● THE PROBLEM: Without the pictures, write out all the lines below exactly as they appear.

● DATA SUPPLIED:
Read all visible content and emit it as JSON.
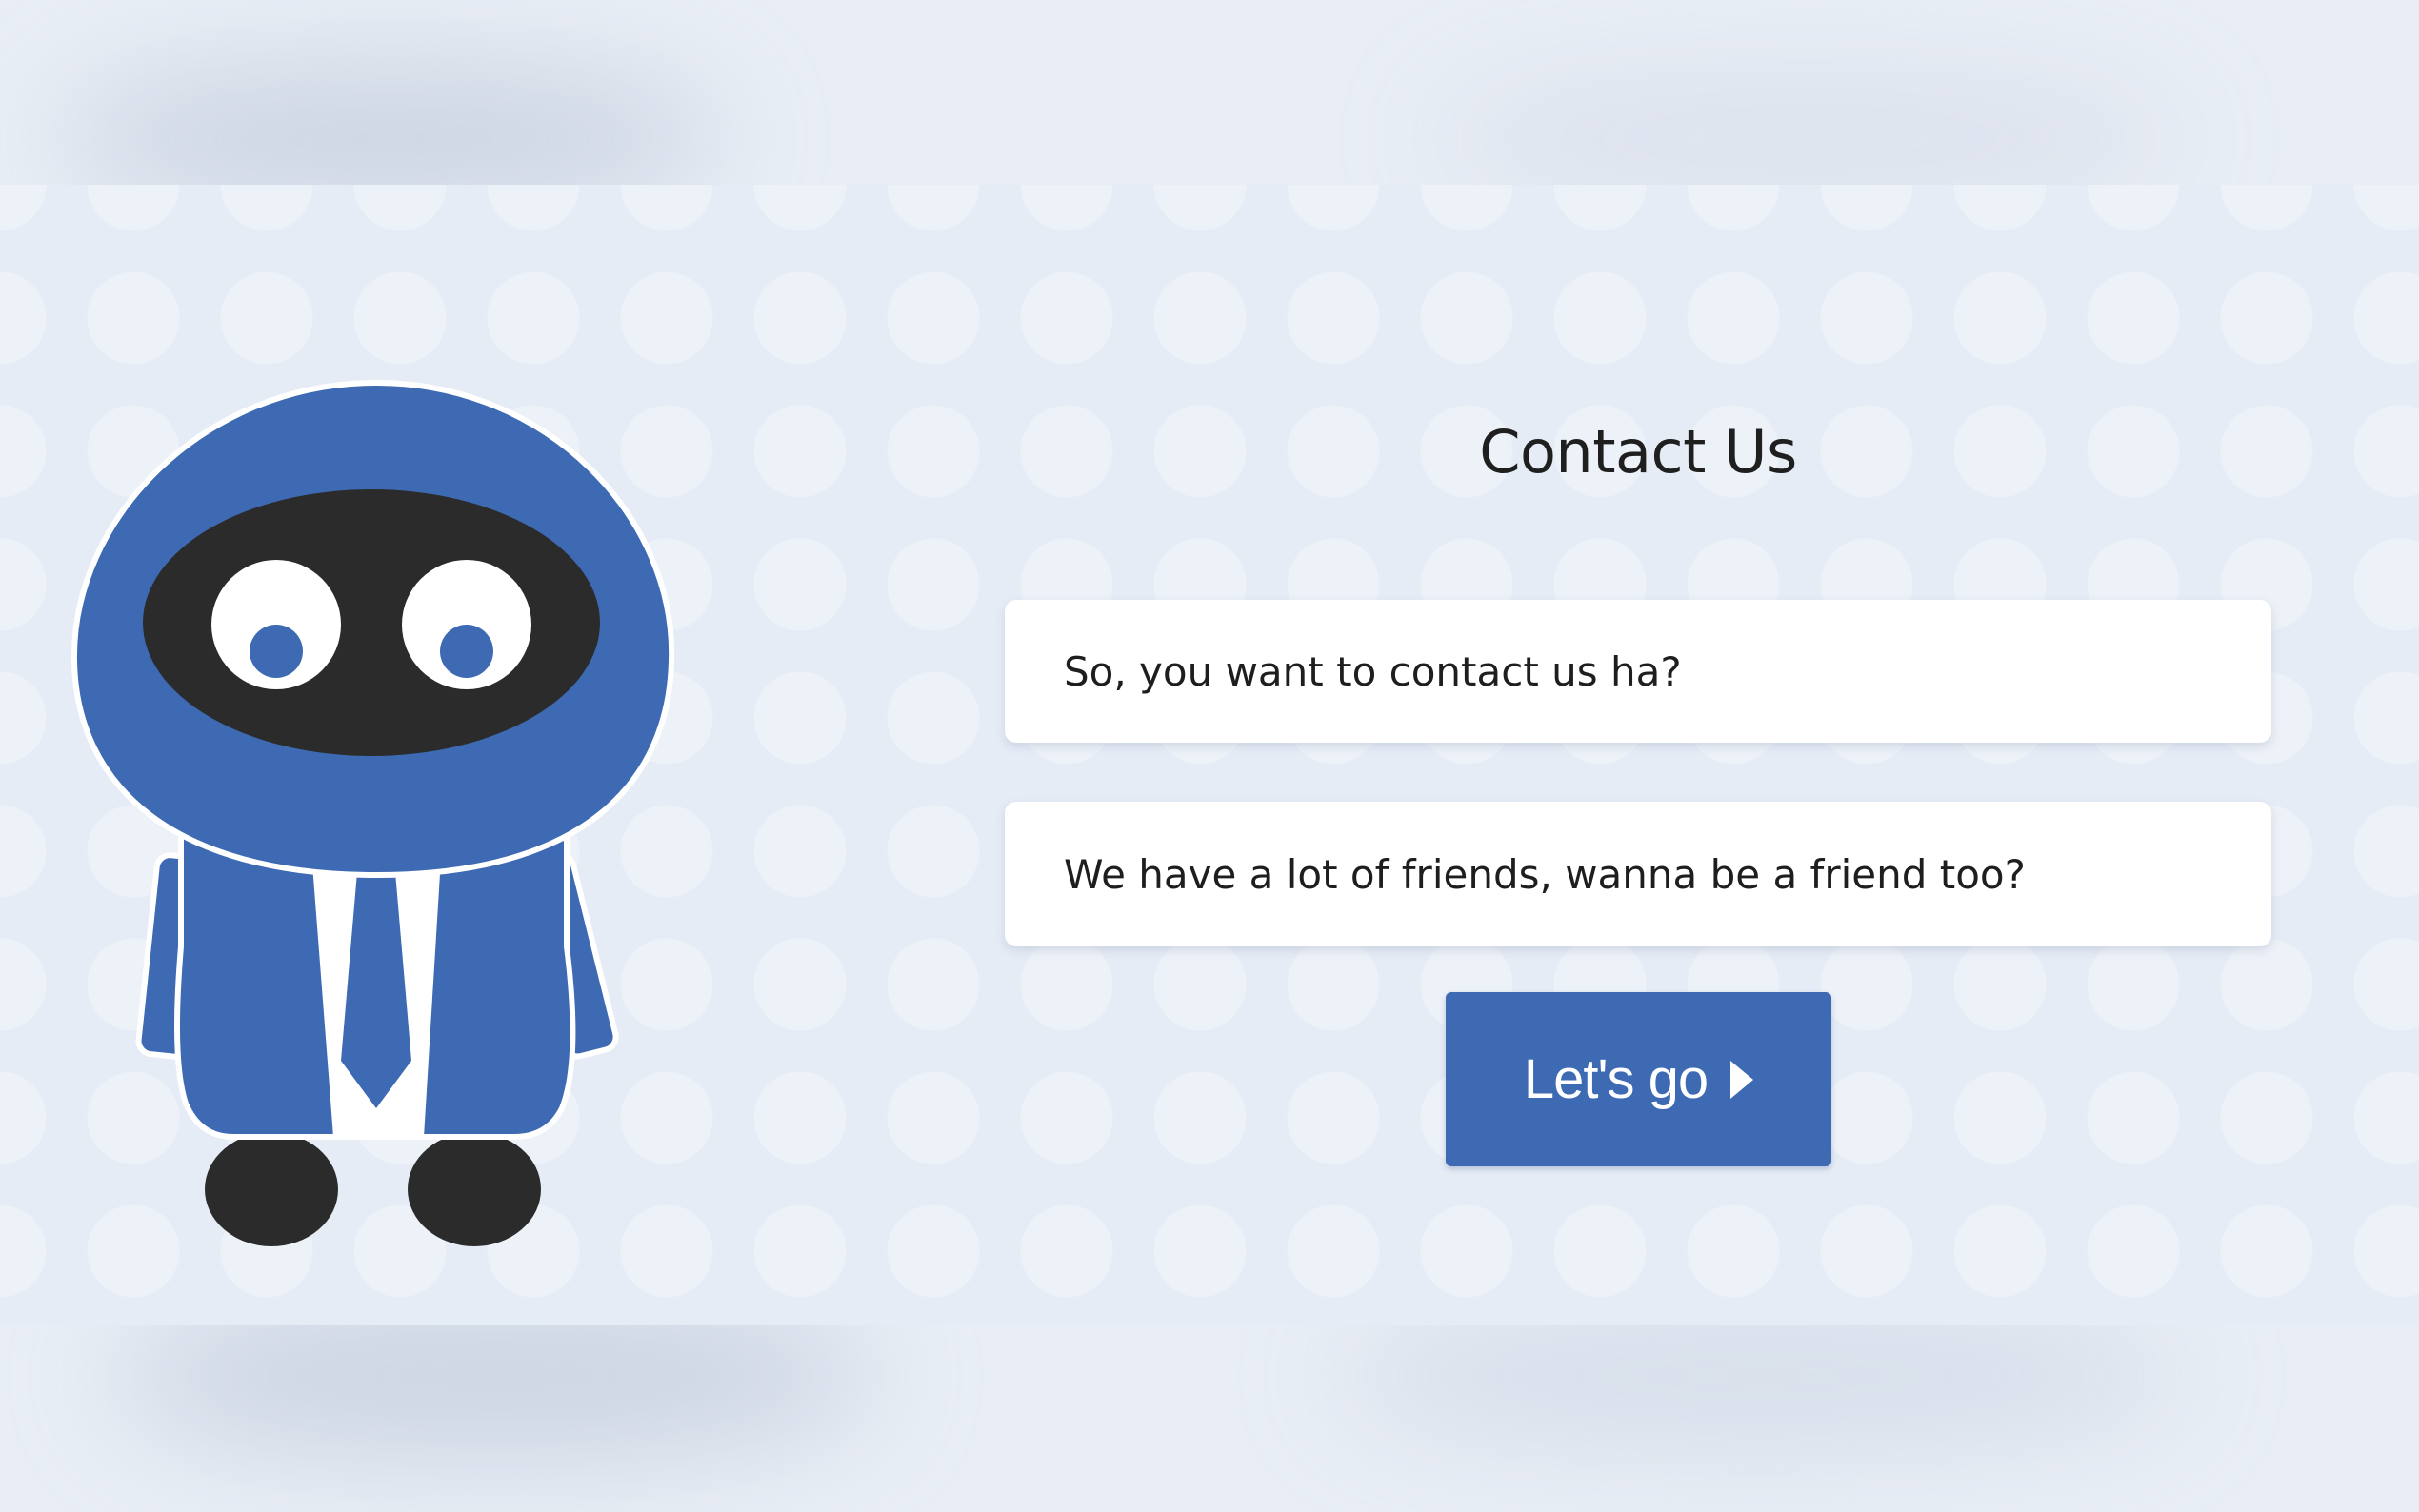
{
  "contact": {
    "title": "Contact Us",
    "line1": "So, you want to contact us ha?",
    "line2": "We have a lot of friends, wanna be a friend too?",
    "button_label": "Let's go",
    "button_icon": "caret-right-icon"
  },
  "mascot": {
    "name": "robot-mascot",
    "colors": {
      "body": "#3d6ab3",
      "visor": "#2b2b2b",
      "eye_white": "#ffffff",
      "feet": "#2b2b2b"
    }
  },
  "colors": {
    "page_background": "#e9eef6",
    "accent": "#3d6ab3",
    "card": "#ffffff",
    "text": "#1e1e1e"
  }
}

● EXERCISE SOLUTION:
Read all visible content and emit it as JSON.
{
  "contact": {
    "title": "Contact Us",
    "line1": "So, you want to contact us ha?",
    "line2": "We have a lot of friends, wanna be a friend too?",
    "button_label": "Let's go",
    "button_icon": "caret-right-icon"
  },
  "mascot": {
    "name": "robot-mascot",
    "colors": {
      "body": "#3d6ab3",
      "visor": "#2b2b2b",
      "eye_white": "#ffffff",
      "feet": "#2b2b2b"
    }
  },
  "colors": {
    "page_background": "#e9eef6",
    "accent": "#3d6ab3",
    "card": "#ffffff",
    "text": "#1e1e1e"
  }
}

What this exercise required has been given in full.